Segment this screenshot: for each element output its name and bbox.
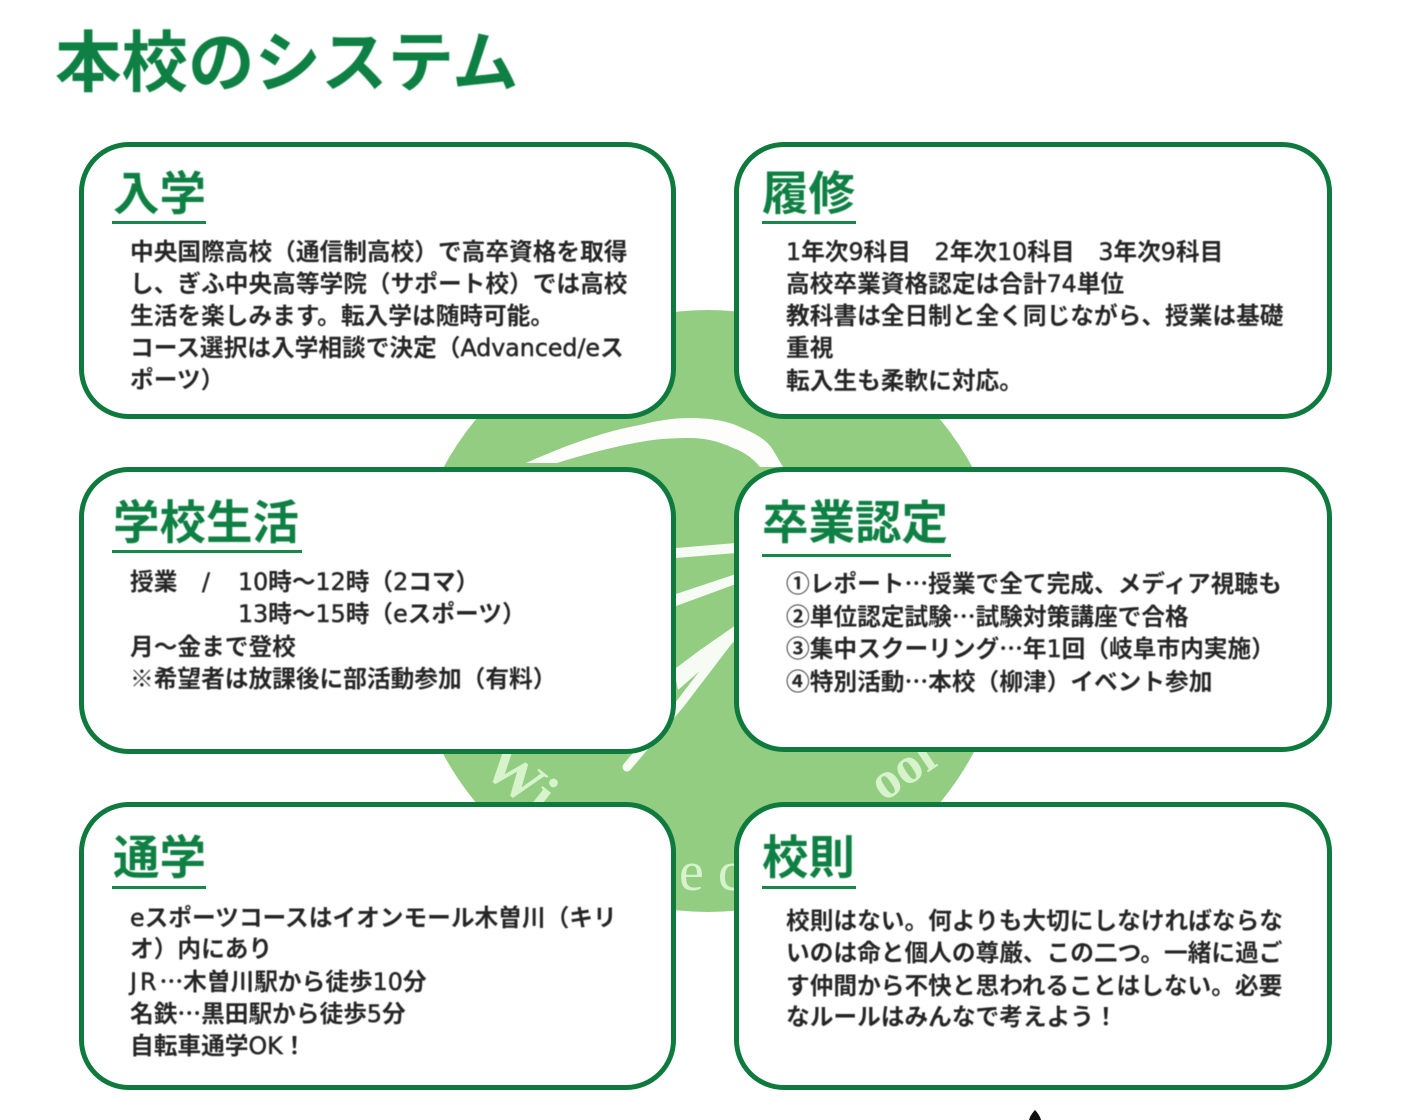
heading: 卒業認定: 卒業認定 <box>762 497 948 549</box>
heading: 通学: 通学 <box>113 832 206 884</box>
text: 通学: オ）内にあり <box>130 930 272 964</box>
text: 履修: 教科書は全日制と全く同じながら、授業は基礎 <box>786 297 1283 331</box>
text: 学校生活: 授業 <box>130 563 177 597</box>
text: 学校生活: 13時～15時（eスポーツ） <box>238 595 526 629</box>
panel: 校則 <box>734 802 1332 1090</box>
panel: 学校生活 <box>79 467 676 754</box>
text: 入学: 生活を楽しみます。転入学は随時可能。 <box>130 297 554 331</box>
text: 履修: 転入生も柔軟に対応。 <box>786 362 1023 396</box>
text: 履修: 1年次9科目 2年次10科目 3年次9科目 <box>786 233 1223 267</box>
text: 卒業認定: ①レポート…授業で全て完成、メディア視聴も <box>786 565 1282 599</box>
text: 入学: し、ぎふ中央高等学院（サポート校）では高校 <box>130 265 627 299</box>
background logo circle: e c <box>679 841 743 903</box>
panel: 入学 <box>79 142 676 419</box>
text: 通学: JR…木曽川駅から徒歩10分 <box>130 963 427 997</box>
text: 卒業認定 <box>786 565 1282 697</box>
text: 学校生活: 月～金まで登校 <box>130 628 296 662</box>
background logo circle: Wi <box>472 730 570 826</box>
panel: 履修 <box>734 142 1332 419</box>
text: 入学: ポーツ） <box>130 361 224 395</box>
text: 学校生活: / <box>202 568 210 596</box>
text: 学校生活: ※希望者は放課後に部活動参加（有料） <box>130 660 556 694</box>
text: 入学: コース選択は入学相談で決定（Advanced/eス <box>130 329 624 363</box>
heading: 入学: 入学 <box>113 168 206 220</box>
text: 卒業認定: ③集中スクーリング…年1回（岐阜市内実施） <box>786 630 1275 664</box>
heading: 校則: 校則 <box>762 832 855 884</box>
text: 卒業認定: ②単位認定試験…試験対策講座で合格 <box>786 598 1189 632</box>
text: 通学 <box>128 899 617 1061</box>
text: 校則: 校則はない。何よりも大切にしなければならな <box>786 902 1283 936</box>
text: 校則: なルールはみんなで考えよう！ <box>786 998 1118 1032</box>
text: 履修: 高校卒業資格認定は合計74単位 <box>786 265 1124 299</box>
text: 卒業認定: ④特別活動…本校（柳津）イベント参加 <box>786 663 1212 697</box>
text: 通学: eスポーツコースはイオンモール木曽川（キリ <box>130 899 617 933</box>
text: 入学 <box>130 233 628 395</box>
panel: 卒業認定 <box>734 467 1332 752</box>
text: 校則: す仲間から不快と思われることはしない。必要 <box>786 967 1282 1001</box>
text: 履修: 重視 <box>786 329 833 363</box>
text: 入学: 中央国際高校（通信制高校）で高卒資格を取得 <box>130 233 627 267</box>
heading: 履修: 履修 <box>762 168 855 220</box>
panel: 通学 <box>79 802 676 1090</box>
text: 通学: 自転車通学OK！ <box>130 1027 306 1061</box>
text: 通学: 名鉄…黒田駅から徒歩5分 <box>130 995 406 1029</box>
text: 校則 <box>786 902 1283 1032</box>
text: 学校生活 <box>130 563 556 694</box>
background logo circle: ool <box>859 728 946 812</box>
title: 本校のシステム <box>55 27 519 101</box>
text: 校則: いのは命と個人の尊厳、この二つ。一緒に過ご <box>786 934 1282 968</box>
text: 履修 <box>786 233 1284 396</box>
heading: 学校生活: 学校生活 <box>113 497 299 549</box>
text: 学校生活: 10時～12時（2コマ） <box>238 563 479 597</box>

● ● ● ● ●

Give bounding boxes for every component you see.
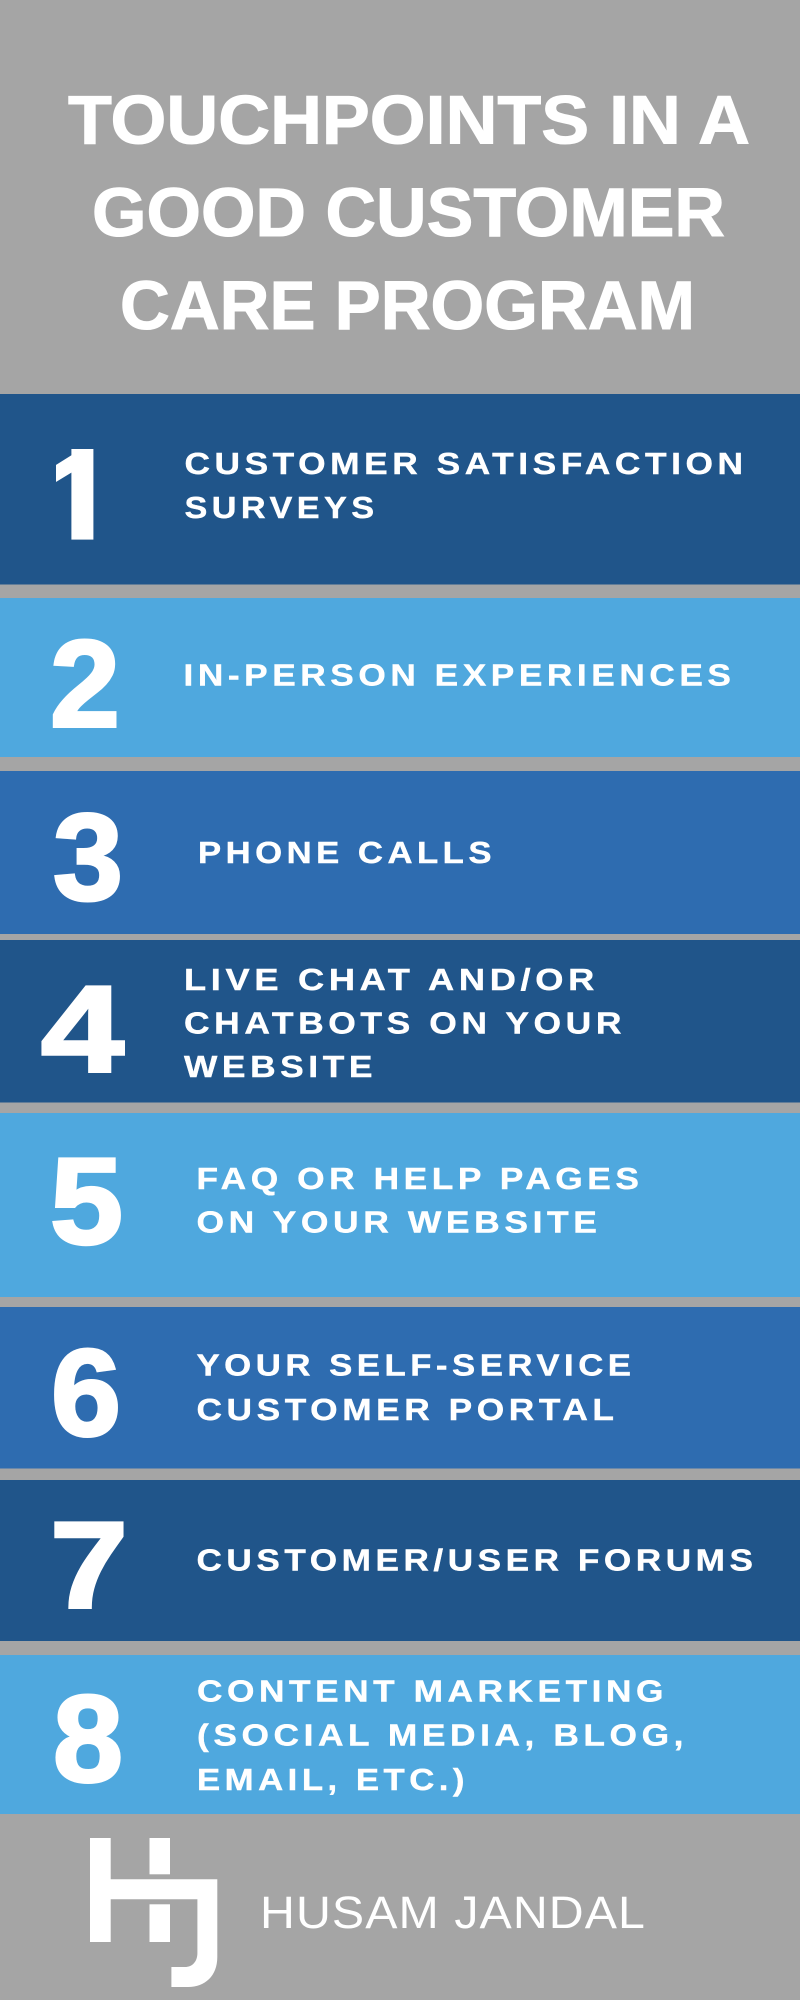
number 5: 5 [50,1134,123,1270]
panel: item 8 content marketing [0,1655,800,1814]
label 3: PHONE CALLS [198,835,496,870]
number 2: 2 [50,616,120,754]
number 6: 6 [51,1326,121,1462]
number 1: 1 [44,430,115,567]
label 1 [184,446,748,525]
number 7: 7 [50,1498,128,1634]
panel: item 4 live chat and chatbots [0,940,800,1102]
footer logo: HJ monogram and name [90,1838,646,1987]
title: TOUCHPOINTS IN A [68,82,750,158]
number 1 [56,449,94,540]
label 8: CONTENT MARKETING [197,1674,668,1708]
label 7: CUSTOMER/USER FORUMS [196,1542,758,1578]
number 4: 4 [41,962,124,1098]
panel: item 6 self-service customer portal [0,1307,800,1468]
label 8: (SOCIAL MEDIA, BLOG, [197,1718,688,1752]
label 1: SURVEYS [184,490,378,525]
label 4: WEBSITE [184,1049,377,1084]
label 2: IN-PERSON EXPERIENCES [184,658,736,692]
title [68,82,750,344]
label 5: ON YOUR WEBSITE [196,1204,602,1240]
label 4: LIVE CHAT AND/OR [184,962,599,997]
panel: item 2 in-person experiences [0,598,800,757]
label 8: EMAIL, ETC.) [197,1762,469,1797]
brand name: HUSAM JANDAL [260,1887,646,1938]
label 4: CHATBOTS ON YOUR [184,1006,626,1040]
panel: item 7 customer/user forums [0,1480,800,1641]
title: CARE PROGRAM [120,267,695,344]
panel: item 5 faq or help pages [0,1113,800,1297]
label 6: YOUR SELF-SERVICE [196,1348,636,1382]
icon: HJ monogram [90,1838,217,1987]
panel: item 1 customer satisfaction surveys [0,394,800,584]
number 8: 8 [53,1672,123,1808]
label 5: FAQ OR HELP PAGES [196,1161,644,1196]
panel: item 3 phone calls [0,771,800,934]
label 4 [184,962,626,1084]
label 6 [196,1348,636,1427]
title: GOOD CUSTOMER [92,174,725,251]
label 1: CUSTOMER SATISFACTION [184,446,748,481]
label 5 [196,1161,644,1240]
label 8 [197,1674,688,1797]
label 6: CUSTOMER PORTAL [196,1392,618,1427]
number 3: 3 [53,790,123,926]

● ● ● ● ●

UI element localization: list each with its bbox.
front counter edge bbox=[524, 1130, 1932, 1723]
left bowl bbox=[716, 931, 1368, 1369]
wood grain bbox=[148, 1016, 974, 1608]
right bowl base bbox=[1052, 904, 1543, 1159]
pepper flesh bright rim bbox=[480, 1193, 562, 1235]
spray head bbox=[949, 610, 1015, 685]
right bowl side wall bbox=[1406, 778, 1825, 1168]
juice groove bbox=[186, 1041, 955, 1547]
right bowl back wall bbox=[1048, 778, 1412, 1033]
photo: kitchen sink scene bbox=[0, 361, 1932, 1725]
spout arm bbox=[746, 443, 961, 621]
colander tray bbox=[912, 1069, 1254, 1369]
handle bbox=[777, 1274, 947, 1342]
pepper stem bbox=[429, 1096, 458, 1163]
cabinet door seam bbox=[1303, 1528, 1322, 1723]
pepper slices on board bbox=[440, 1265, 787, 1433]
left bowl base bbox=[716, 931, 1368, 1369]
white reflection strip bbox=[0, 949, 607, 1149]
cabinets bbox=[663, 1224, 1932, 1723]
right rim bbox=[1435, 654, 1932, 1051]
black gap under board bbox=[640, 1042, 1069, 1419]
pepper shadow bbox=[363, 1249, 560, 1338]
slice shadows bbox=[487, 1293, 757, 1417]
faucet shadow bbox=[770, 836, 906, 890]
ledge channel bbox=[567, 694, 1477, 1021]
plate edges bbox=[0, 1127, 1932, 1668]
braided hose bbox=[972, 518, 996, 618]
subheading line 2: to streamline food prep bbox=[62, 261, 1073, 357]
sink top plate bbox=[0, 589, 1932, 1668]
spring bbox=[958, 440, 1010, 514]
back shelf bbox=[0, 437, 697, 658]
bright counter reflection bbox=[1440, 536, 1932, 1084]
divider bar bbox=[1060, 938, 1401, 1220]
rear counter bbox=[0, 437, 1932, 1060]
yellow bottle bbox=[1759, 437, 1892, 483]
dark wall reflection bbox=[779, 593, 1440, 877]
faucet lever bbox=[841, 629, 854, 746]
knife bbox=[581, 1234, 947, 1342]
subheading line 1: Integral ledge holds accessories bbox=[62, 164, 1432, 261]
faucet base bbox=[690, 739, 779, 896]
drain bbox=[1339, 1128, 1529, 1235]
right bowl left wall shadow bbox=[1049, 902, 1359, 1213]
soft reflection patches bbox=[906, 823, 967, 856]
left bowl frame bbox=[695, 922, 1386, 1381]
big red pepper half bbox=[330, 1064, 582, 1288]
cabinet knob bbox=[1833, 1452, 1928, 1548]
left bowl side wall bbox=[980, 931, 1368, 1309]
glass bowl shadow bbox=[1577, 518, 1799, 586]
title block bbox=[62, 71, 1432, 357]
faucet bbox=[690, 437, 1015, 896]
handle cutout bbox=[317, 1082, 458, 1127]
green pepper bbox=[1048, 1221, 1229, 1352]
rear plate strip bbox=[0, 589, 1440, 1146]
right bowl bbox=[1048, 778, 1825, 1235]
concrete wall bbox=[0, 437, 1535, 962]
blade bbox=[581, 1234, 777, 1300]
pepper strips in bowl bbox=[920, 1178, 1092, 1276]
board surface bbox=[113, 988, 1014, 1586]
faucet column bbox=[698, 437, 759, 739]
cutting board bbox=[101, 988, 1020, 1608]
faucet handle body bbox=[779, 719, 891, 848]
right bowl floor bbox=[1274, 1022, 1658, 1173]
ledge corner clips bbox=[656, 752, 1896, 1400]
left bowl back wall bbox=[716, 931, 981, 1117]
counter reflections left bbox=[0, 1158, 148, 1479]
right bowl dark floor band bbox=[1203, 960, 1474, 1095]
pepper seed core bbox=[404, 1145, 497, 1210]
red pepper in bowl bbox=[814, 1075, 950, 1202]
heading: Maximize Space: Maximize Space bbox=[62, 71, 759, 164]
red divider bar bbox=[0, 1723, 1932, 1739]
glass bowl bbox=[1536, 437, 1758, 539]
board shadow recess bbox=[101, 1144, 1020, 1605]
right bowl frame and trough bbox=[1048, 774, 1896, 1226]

● ● ● ● ●

§ **WHAT IS EXPECTED**:
Copy the material word for word from the line with "UI element localization: list" to the line with "divider bar bbox=[1060, 938, 1401, 1220]", both of those lines included.

§ **SOLUTION TO THIS PROBLEM**:
UI element localization: list each with its bbox.
front counter edge bbox=[524, 1130, 1932, 1723]
left bowl bbox=[716, 931, 1368, 1369]
wood grain bbox=[148, 1016, 974, 1608]
right bowl base bbox=[1052, 904, 1543, 1159]
pepper flesh bright rim bbox=[480, 1193, 562, 1235]
spray head bbox=[949, 610, 1015, 685]
right bowl side wall bbox=[1406, 778, 1825, 1168]
juice groove bbox=[186, 1041, 955, 1547]
right bowl back wall bbox=[1048, 778, 1412, 1033]
photo: kitchen sink scene bbox=[0, 361, 1932, 1725]
spout arm bbox=[746, 443, 961, 621]
colander tray bbox=[912, 1069, 1254, 1369]
handle bbox=[777, 1274, 947, 1342]
pepper stem bbox=[429, 1096, 458, 1163]
cabinet door seam bbox=[1303, 1528, 1322, 1723]
pepper slices on board bbox=[440, 1265, 787, 1433]
left bowl base bbox=[716, 931, 1368, 1369]
white reflection strip bbox=[0, 949, 607, 1149]
cabinets bbox=[663, 1224, 1932, 1723]
right rim bbox=[1435, 654, 1932, 1051]
black gap under board bbox=[640, 1042, 1069, 1419]
pepper shadow bbox=[363, 1249, 560, 1338]
slice shadows bbox=[487, 1293, 757, 1417]
faucet shadow bbox=[770, 836, 906, 890]
ledge channel bbox=[567, 694, 1477, 1021]
plate edges bbox=[0, 1127, 1932, 1668]
braided hose bbox=[972, 518, 996, 618]
subheading line 2: to streamline food prep bbox=[62, 261, 1073, 357]
sink top plate bbox=[0, 589, 1932, 1668]
spring bbox=[958, 440, 1010, 514]
back shelf bbox=[0, 437, 697, 658]
bright counter reflection bbox=[1440, 536, 1932, 1084]
divider bar bbox=[1060, 938, 1401, 1220]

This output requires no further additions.